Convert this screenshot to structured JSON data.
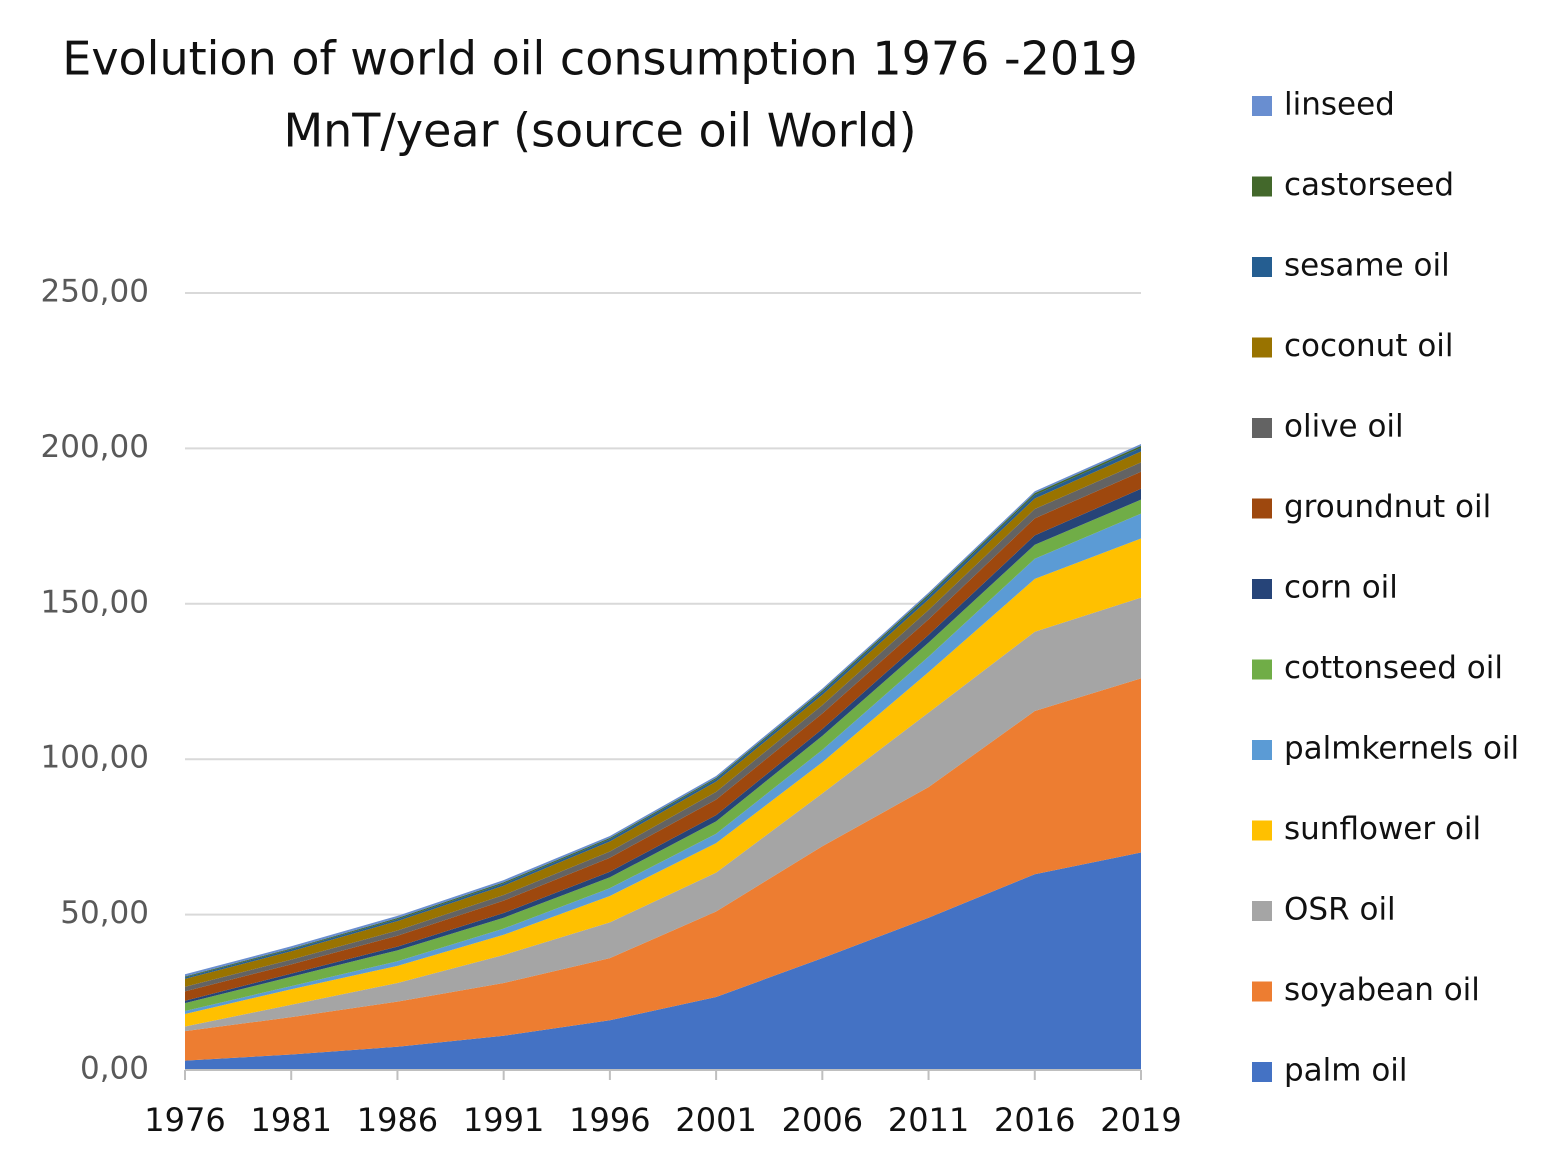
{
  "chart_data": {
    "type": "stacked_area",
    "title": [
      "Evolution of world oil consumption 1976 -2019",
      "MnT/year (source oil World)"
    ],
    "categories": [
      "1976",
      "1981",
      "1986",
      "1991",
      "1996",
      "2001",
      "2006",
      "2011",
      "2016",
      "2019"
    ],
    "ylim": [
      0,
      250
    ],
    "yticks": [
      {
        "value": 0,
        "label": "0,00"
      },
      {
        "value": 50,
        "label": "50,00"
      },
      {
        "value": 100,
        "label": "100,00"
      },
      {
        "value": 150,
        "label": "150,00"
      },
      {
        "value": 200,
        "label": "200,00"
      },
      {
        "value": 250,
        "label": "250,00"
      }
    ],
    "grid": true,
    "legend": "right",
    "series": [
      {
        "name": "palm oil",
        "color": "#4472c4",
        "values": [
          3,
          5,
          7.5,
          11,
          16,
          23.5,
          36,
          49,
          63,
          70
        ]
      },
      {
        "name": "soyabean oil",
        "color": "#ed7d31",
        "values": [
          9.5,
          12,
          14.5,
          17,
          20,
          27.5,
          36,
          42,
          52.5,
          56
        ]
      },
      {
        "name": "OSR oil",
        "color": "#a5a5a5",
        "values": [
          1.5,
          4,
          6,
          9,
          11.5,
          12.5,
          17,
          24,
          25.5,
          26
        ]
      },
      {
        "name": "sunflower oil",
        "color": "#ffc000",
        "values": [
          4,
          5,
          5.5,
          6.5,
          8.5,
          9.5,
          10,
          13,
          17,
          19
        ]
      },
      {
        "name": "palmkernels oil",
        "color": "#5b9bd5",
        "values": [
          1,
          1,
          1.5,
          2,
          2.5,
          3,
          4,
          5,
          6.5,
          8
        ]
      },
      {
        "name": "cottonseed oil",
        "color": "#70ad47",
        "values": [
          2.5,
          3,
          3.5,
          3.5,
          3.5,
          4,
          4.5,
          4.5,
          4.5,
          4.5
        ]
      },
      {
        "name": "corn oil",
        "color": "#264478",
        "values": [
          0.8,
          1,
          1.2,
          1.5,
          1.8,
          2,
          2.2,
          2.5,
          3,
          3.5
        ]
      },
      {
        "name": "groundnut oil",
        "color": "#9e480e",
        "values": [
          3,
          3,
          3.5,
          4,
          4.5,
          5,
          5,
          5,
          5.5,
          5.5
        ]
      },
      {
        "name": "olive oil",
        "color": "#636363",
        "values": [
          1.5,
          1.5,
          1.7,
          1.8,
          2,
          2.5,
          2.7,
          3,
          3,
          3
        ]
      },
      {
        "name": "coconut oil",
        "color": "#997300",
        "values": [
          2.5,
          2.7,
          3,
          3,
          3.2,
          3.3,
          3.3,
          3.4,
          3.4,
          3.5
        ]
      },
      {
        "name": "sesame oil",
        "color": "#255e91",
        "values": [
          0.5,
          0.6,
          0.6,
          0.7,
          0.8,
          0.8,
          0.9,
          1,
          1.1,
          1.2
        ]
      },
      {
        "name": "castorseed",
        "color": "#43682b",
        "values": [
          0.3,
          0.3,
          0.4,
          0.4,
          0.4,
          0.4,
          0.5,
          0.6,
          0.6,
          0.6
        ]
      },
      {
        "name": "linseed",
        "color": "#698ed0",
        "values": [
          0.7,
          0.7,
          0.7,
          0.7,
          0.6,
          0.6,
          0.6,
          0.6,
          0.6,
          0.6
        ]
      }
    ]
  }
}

◆ ◆ ◆ ◆ ◆ ◆ ◆

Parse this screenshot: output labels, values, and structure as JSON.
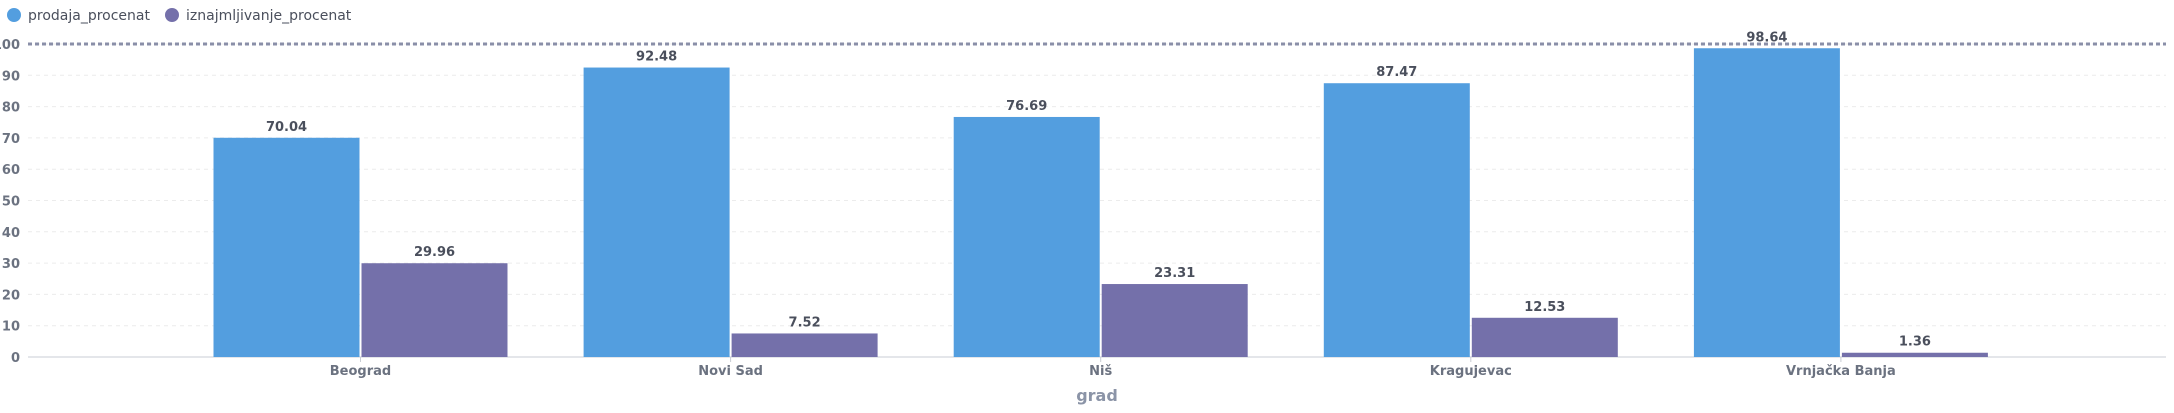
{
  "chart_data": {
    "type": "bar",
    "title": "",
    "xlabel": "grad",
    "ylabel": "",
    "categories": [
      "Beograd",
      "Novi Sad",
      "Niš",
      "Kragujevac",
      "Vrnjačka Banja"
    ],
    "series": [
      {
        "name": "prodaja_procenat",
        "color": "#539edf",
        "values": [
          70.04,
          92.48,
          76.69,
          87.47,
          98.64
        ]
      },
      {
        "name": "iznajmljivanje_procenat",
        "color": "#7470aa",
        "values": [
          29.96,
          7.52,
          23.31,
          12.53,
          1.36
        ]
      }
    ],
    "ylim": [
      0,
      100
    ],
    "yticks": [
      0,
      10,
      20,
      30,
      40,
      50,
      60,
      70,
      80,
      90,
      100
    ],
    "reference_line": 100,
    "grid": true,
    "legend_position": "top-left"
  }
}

◆ ◆ ◆ ◆ ◆ ◆ ◆

From the records given above, copy all lines containing "screenshot".

### IN RESPONSE
Convert this screenshot to structured JSON data.
Parse this screenshot: output labels, values, and structure as JSON.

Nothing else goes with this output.